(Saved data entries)
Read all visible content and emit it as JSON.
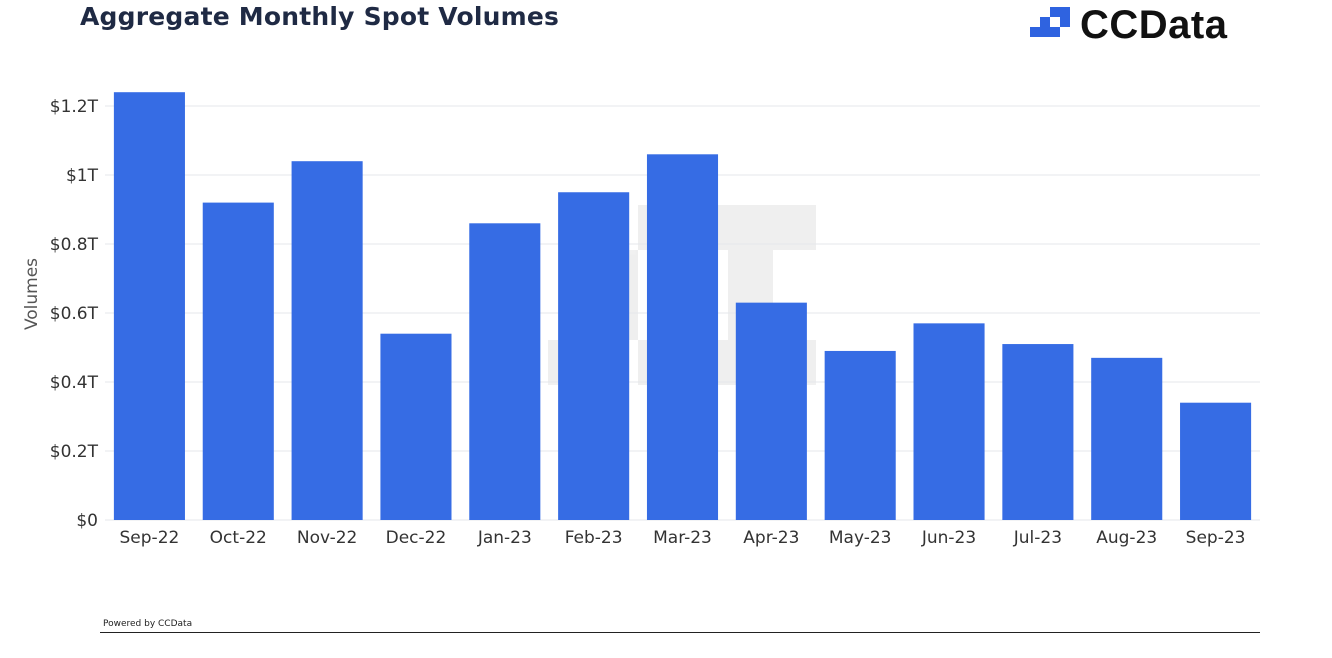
{
  "header": {
    "title": "Aggregate Monthly Spot Volumes",
    "logo_text": "CCData",
    "logo_icon": "ccdata-logo-icon"
  },
  "footer": {
    "text": "Powered by CCData"
  },
  "colors": {
    "bar": "#3067e3",
    "grid": "#e5e7eb",
    "axis_text": "#333333",
    "title": "#1f2a44"
  },
  "chart_data": {
    "type": "bar",
    "title": "Aggregate Monthly Spot Volumes",
    "xlabel": "",
    "ylabel": "Volumes",
    "categories": [
      "Sep-22",
      "Oct-22",
      "Nov-22",
      "Dec-22",
      "Jan-23",
      "Feb-23",
      "Mar-23",
      "Apr-23",
      "May-23",
      "Jun-23",
      "Jul-23",
      "Aug-23",
      "Sep-23"
    ],
    "values": [
      1.24,
      0.92,
      1.04,
      0.54,
      0.86,
      0.95,
      1.06,
      0.63,
      0.49,
      0.57,
      0.51,
      0.47,
      0.34
    ],
    "ylim": [
      0,
      1.2
    ],
    "yticks": [
      0,
      0.2,
      0.4,
      0.6,
      0.8,
      1.0,
      1.2
    ],
    "ytick_labels": [
      "$0",
      "$0.2T",
      "$0.4T",
      "$0.6T",
      "$0.8T",
      "$1T",
      "$1.2T"
    ],
    "grid": true,
    "legend": "none"
  }
}
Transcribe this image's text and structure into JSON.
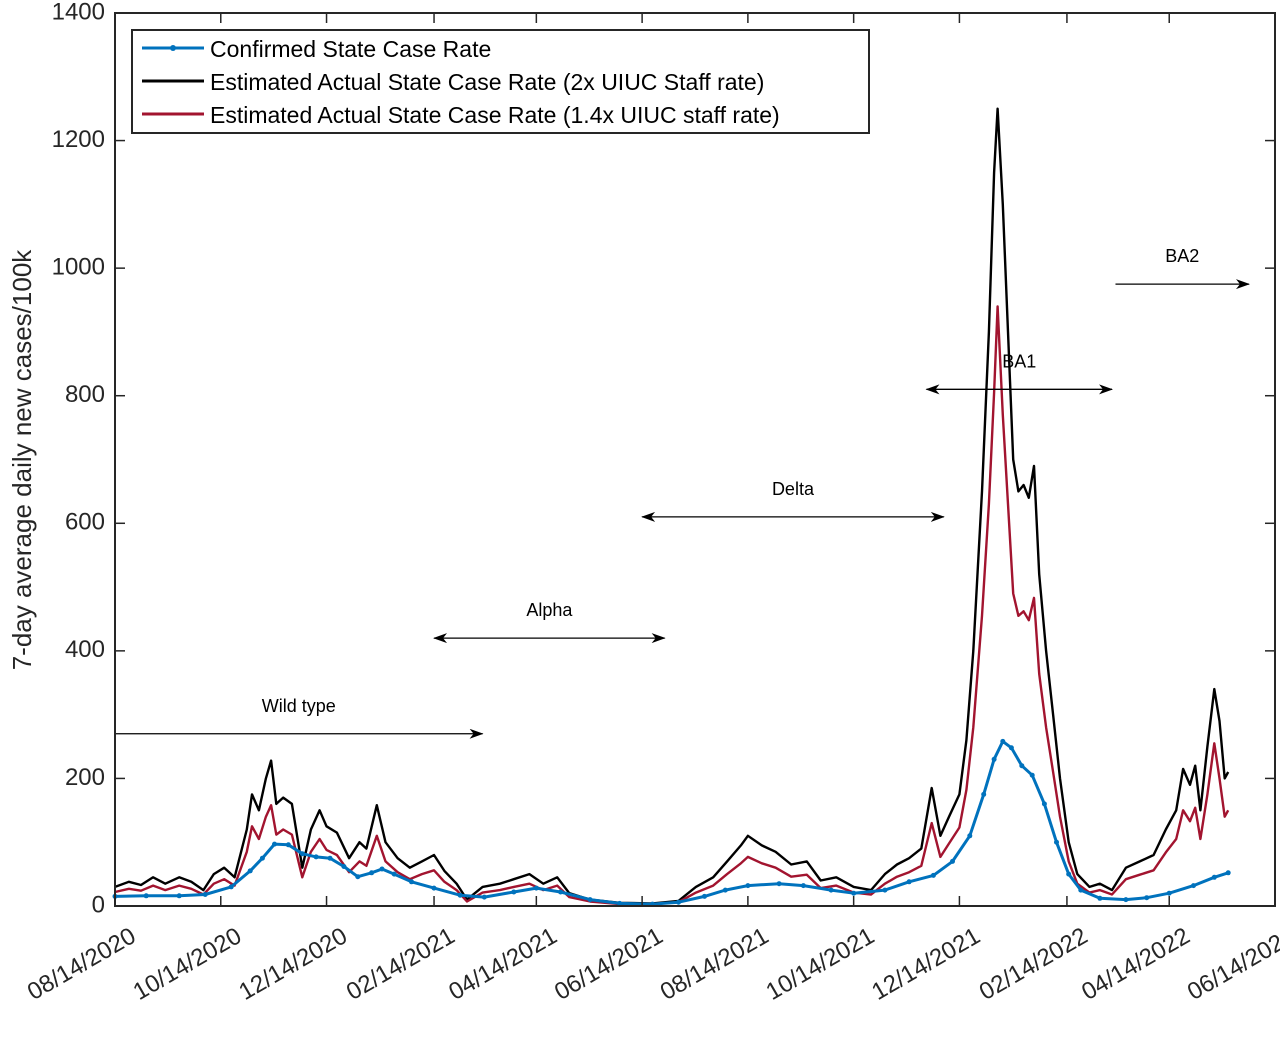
{
  "chart_data": {
    "type": "line",
    "title": "",
    "xlabel": "",
    "ylabel": "7-day average daily new cases/100k",
    "xlim": [
      "2020-08-14",
      "2022-06-14"
    ],
    "ylim": [
      0,
      1400
    ],
    "y_ticks": [
      0,
      200,
      400,
      600,
      800,
      1000,
      1200,
      1400
    ],
    "x_ticks": [
      "08/14/2020",
      "10/14/2020",
      "12/14/2020",
      "02/14/2021",
      "04/14/2021",
      "06/14/2021",
      "08/14/2021",
      "10/14/2021",
      "12/14/2021",
      "02/14/2022",
      "04/14/2022",
      "06/14/2022"
    ],
    "grid": false,
    "legend_position": "top-left",
    "series": [
      {
        "name": "Confirmed State Case Rate",
        "color": "#0072BD",
        "marker": "dot",
        "points": [
          [
            "2020-08-14",
            15
          ],
          [
            "2020-09-01",
            16
          ],
          [
            "2020-09-20",
            16
          ],
          [
            "2020-10-05",
            18
          ],
          [
            "2020-10-20",
            30
          ],
          [
            "2020-10-31",
            55
          ],
          [
            "2020-11-07",
            75
          ],
          [
            "2020-11-14",
            97
          ],
          [
            "2020-11-22",
            96
          ],
          [
            "2020-11-30",
            82
          ],
          [
            "2020-12-08",
            77
          ],
          [
            "2020-12-16",
            75
          ],
          [
            "2020-12-24",
            62
          ],
          [
            "2021-01-01",
            46
          ],
          [
            "2021-01-09",
            52
          ],
          [
            "2021-01-15",
            58
          ],
          [
            "2021-01-22",
            50
          ],
          [
            "2021-02-01",
            38
          ],
          [
            "2021-02-14",
            28
          ],
          [
            "2021-03-01",
            17
          ],
          [
            "2021-03-15",
            14
          ],
          [
            "2021-04-01",
            22
          ],
          [
            "2021-04-14",
            28
          ],
          [
            "2021-04-28",
            22
          ],
          [
            "2021-05-15",
            10
          ],
          [
            "2021-06-01",
            4
          ],
          [
            "2021-06-20",
            3
          ],
          [
            "2021-07-05",
            6
          ],
          [
            "2021-07-20",
            15
          ],
          [
            "2021-08-01",
            25
          ],
          [
            "2021-08-14",
            32
          ],
          [
            "2021-09-01",
            35
          ],
          [
            "2021-09-15",
            32
          ],
          [
            "2021-10-01",
            25
          ],
          [
            "2021-10-14",
            20
          ],
          [
            "2021-11-01",
            25
          ],
          [
            "2021-11-15",
            38
          ],
          [
            "2021-11-29",
            48
          ],
          [
            "2021-12-10",
            70
          ],
          [
            "2021-12-20",
            110
          ],
          [
            "2021-12-28",
            175
          ],
          [
            "2022-01-03",
            230
          ],
          [
            "2022-01-08",
            258
          ],
          [
            "2022-01-13",
            248
          ],
          [
            "2022-01-19",
            220
          ],
          [
            "2022-01-25",
            205
          ],
          [
            "2022-02-01",
            160
          ],
          [
            "2022-02-08",
            100
          ],
          [
            "2022-02-15",
            50
          ],
          [
            "2022-02-22",
            25
          ],
          [
            "2022-03-05",
            12
          ],
          [
            "2022-03-20",
            10
          ],
          [
            "2022-04-01",
            13
          ],
          [
            "2022-04-14",
            20
          ],
          [
            "2022-04-28",
            32
          ],
          [
            "2022-05-10",
            45
          ],
          [
            "2022-05-18",
            52
          ]
        ]
      },
      {
        "name": "Estimated Actual State Case Rate (2x UIUC Staff rate)",
        "color": "#000000",
        "marker": "none",
        "points": [
          [
            "2020-08-14",
            30
          ],
          [
            "2020-08-22",
            38
          ],
          [
            "2020-08-29",
            33
          ],
          [
            "2020-09-05",
            45
          ],
          [
            "2020-09-12",
            35
          ],
          [
            "2020-09-20",
            45
          ],
          [
            "2020-09-27",
            38
          ],
          [
            "2020-10-04",
            25
          ],
          [
            "2020-10-10",
            50
          ],
          [
            "2020-10-16",
            60
          ],
          [
            "2020-10-22",
            45
          ],
          [
            "2020-10-29",
            120
          ],
          [
            "2020-11-01",
            175
          ],
          [
            "2020-11-05",
            150
          ],
          [
            "2020-11-09",
            200
          ],
          [
            "2020-11-12",
            228
          ],
          [
            "2020-11-15",
            160
          ],
          [
            "2020-11-19",
            170
          ],
          [
            "2020-11-24",
            160
          ],
          [
            "2020-11-30",
            60
          ],
          [
            "2020-12-05",
            120
          ],
          [
            "2020-12-10",
            150
          ],
          [
            "2020-12-14",
            125
          ],
          [
            "2020-12-20",
            115
          ],
          [
            "2020-12-27",
            75
          ],
          [
            "2021-01-02",
            100
          ],
          [
            "2021-01-06",
            90
          ],
          [
            "2021-01-12",
            158
          ],
          [
            "2021-01-17",
            100
          ],
          [
            "2021-01-24",
            75
          ],
          [
            "2021-01-31",
            60
          ],
          [
            "2021-02-07",
            70
          ],
          [
            "2021-02-14",
            80
          ],
          [
            "2021-02-20",
            55
          ],
          [
            "2021-02-27",
            35
          ],
          [
            "2021-03-05",
            10
          ],
          [
            "2021-03-14",
            30
          ],
          [
            "2021-03-24",
            35
          ],
          [
            "2021-04-01",
            42
          ],
          [
            "2021-04-10",
            50
          ],
          [
            "2021-04-18",
            35
          ],
          [
            "2021-04-26",
            45
          ],
          [
            "2021-05-03",
            20
          ],
          [
            "2021-05-15",
            10
          ],
          [
            "2021-06-01",
            5
          ],
          [
            "2021-06-20",
            4
          ],
          [
            "2021-07-05",
            8
          ],
          [
            "2021-07-15",
            30
          ],
          [
            "2021-07-25",
            45
          ],
          [
            "2021-08-02",
            70
          ],
          [
            "2021-08-10",
            95
          ],
          [
            "2021-08-14",
            110
          ],
          [
            "2021-08-22",
            95
          ],
          [
            "2021-08-30",
            85
          ],
          [
            "2021-09-08",
            65
          ],
          [
            "2021-09-17",
            70
          ],
          [
            "2021-09-25",
            40
          ],
          [
            "2021-10-04",
            45
          ],
          [
            "2021-10-14",
            30
          ],
          [
            "2021-10-24",
            25
          ],
          [
            "2021-11-01",
            50
          ],
          [
            "2021-11-08",
            65
          ],
          [
            "2021-11-15",
            75
          ],
          [
            "2021-11-22",
            90
          ],
          [
            "2021-11-28",
            185
          ],
          [
            "2021-12-03",
            110
          ],
          [
            "2021-12-08",
            140
          ],
          [
            "2021-12-14",
            175
          ],
          [
            "2021-12-18",
            260
          ],
          [
            "2021-12-22",
            400
          ],
          [
            "2021-12-27",
            650
          ],
          [
            "2021-12-31",
            900
          ],
          [
            "2022-01-03",
            1150
          ],
          [
            "2022-01-05",
            1250
          ],
          [
            "2022-01-08",
            1100
          ],
          [
            "2022-01-11",
            900
          ],
          [
            "2022-01-14",
            700
          ],
          [
            "2022-01-17",
            650
          ],
          [
            "2022-01-20",
            660
          ],
          [
            "2022-01-23",
            640
          ],
          [
            "2022-01-26",
            690
          ],
          [
            "2022-01-29",
            520
          ],
          [
            "2022-02-02",
            400
          ],
          [
            "2022-02-06",
            300
          ],
          [
            "2022-02-10",
            200
          ],
          [
            "2022-02-15",
            100
          ],
          [
            "2022-02-20",
            50
          ],
          [
            "2022-02-27",
            30
          ],
          [
            "2022-03-05",
            35
          ],
          [
            "2022-03-12",
            25
          ],
          [
            "2022-03-20",
            60
          ],
          [
            "2022-03-28",
            70
          ],
          [
            "2022-04-05",
            80
          ],
          [
            "2022-04-12",
            120
          ],
          [
            "2022-04-18",
            150
          ],
          [
            "2022-04-22",
            215
          ],
          [
            "2022-04-26",
            190
          ],
          [
            "2022-04-29",
            220
          ],
          [
            "2022-05-02",
            150
          ],
          [
            "2022-05-06",
            250
          ],
          [
            "2022-05-10",
            340
          ],
          [
            "2022-05-13",
            290
          ],
          [
            "2022-05-16",
            200
          ],
          [
            "2022-05-18",
            210
          ]
        ]
      },
      {
        "name": "Estimated Actual State Case Rate (1.4x UIUC staff rate)",
        "color": "#A2142F",
        "marker": "none",
        "points": [
          [
            "2020-08-14",
            22
          ],
          [
            "2020-08-22",
            27
          ],
          [
            "2020-08-29",
            24
          ],
          [
            "2020-09-05",
            32
          ],
          [
            "2020-09-12",
            25
          ],
          [
            "2020-09-20",
            32
          ],
          [
            "2020-09-27",
            27
          ],
          [
            "2020-10-04",
            18
          ],
          [
            "2020-10-10",
            35
          ],
          [
            "2020-10-16",
            42
          ],
          [
            "2020-10-22",
            32
          ],
          [
            "2020-10-29",
            85
          ],
          [
            "2020-11-01",
            125
          ],
          [
            "2020-11-05",
            105
          ],
          [
            "2020-11-09",
            140
          ],
          [
            "2020-11-12",
            158
          ],
          [
            "2020-11-15",
            112
          ],
          [
            "2020-11-19",
            120
          ],
          [
            "2020-11-24",
            112
          ],
          [
            "2020-11-30",
            45
          ],
          [
            "2020-12-05",
            85
          ],
          [
            "2020-12-10",
            105
          ],
          [
            "2020-12-14",
            88
          ],
          [
            "2020-12-20",
            80
          ],
          [
            "2020-12-27",
            53
          ],
          [
            "2021-01-02",
            70
          ],
          [
            "2021-01-06",
            63
          ],
          [
            "2021-01-12",
            110
          ],
          [
            "2021-01-17",
            70
          ],
          [
            "2021-01-24",
            53
          ],
          [
            "2021-01-31",
            42
          ],
          [
            "2021-02-07",
            50
          ],
          [
            "2021-02-14",
            56
          ],
          [
            "2021-02-20",
            38
          ],
          [
            "2021-02-27",
            25
          ],
          [
            "2021-03-05",
            7
          ],
          [
            "2021-03-14",
            21
          ],
          [
            "2021-03-24",
            25
          ],
          [
            "2021-04-01",
            30
          ],
          [
            "2021-04-10",
            35
          ],
          [
            "2021-04-18",
            25
          ],
          [
            "2021-04-26",
            32
          ],
          [
            "2021-05-03",
            14
          ],
          [
            "2021-05-15",
            7
          ],
          [
            "2021-06-01",
            3
          ],
          [
            "2021-06-20",
            3
          ],
          [
            "2021-07-05",
            6
          ],
          [
            "2021-07-15",
            21
          ],
          [
            "2021-07-25",
            32
          ],
          [
            "2021-08-02",
            50
          ],
          [
            "2021-08-10",
            67
          ],
          [
            "2021-08-14",
            77
          ],
          [
            "2021-08-22",
            67
          ],
          [
            "2021-08-30",
            60
          ],
          [
            "2021-09-08",
            46
          ],
          [
            "2021-09-17",
            49
          ],
          [
            "2021-09-25",
            28
          ],
          [
            "2021-10-04",
            32
          ],
          [
            "2021-10-14",
            21
          ],
          [
            "2021-10-24",
            18
          ],
          [
            "2021-11-01",
            35
          ],
          [
            "2021-11-08",
            46
          ],
          [
            "2021-11-15",
            53
          ],
          [
            "2021-11-22",
            63
          ],
          [
            "2021-11-28",
            130
          ],
          [
            "2021-12-03",
            77
          ],
          [
            "2021-12-08",
            98
          ],
          [
            "2021-12-14",
            123
          ],
          [
            "2021-12-18",
            182
          ],
          [
            "2021-12-22",
            280
          ],
          [
            "2021-12-27",
            455
          ],
          [
            "2021-12-31",
            630
          ],
          [
            "2022-01-03",
            805
          ],
          [
            "2022-01-05",
            940
          ],
          [
            "2022-01-08",
            770
          ],
          [
            "2022-01-11",
            630
          ],
          [
            "2022-01-14",
            490
          ],
          [
            "2022-01-17",
            455
          ],
          [
            "2022-01-20",
            462
          ],
          [
            "2022-01-23",
            448
          ],
          [
            "2022-01-26",
            483
          ],
          [
            "2022-01-29",
            364
          ],
          [
            "2022-02-02",
            280
          ],
          [
            "2022-02-06",
            210
          ],
          [
            "2022-02-10",
            140
          ],
          [
            "2022-02-15",
            70
          ],
          [
            "2022-02-20",
            35
          ],
          [
            "2022-02-27",
            21
          ],
          [
            "2022-03-05",
            25
          ],
          [
            "2022-03-12",
            18
          ],
          [
            "2022-03-20",
            42
          ],
          [
            "2022-03-28",
            49
          ],
          [
            "2022-04-05",
            56
          ],
          [
            "2022-04-12",
            84
          ],
          [
            "2022-04-18",
            105
          ],
          [
            "2022-04-22",
            150
          ],
          [
            "2022-04-26",
            133
          ],
          [
            "2022-04-29",
            154
          ],
          [
            "2022-05-02",
            105
          ],
          [
            "2022-05-06",
            175
          ],
          [
            "2022-05-10",
            255
          ],
          [
            "2022-05-13",
            200
          ],
          [
            "2022-05-16",
            140
          ],
          [
            "2022-05-18",
            150
          ]
        ]
      }
    ],
    "annotations": [
      {
        "label": "Wild type",
        "start": "2020-08-14",
        "end": "2021-03-14",
        "y": 270,
        "arrows": "end"
      },
      {
        "label": "Alpha",
        "start": "2021-02-14",
        "end": "2021-06-27",
        "y": 420,
        "arrows": "both"
      },
      {
        "label": "Delta",
        "start": "2021-06-14",
        "end": "2021-12-05",
        "y": 610,
        "arrows": "both"
      },
      {
        "label": "BA1",
        "start": "2021-11-25",
        "end": "2022-03-12",
        "y": 810,
        "arrows": "both"
      },
      {
        "label": "BA2",
        "start": "2022-03-14",
        "end": "2022-05-30",
        "y": 975,
        "arrows": "end"
      }
    ]
  }
}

▸ **Work required**:
Where a line in the entries holds "Actual", copy that line.

▸ **Output for this task**:
        "name": "Estimated Actual State Case Rate (2x UIUC Staff rate)",
        "name": "Estimated Actual State Case Rate (1.4x UIUC staff rate)",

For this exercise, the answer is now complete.